Challenge >> Pick out the lines containing "Dann".

Input material >>

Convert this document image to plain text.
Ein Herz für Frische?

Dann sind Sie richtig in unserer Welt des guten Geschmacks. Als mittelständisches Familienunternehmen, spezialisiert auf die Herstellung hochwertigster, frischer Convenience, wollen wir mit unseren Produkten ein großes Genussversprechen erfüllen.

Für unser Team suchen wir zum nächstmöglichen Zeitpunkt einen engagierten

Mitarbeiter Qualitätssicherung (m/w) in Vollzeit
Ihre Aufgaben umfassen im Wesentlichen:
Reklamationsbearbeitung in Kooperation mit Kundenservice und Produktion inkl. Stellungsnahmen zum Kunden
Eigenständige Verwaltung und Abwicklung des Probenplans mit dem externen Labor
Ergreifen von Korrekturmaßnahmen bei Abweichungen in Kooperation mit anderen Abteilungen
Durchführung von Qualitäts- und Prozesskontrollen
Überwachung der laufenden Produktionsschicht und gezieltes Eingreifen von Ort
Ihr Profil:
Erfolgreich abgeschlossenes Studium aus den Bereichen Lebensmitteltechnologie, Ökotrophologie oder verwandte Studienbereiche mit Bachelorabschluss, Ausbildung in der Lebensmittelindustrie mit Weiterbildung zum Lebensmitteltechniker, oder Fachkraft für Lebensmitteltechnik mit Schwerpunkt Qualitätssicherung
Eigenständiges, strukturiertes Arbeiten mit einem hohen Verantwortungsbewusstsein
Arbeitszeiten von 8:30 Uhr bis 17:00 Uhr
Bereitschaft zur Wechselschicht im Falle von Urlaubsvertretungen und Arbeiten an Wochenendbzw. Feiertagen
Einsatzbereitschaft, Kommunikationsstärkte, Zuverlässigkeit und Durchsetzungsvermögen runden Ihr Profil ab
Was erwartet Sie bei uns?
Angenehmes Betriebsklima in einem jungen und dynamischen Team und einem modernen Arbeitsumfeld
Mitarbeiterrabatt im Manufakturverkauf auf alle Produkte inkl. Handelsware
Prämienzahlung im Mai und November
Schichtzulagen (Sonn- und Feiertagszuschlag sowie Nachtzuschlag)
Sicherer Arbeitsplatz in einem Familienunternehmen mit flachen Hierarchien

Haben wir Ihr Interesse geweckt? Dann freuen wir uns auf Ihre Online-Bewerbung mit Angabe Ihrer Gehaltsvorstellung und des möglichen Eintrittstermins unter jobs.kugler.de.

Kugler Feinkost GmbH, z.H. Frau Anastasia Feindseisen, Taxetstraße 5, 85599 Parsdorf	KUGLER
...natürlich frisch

Output for this task >>
Dann sind Sie richtig in unserer Welt des guten Geschmacks. Als mittelständisches Familienunternehmen, spezialisiert auf die Herstellung hochwertigster, frischer Convenience, wollen wir mit unseren Produkten ein großes Genussversprechen erfüllen.
Haben wir Ihr Interesse geweckt? Dann freuen wir uns auf Ihre Online-Bewerbung mit Angabe Ihrer Gehaltsvorstellung und des möglichen Eintrittstermins unter jobs.kugler.de.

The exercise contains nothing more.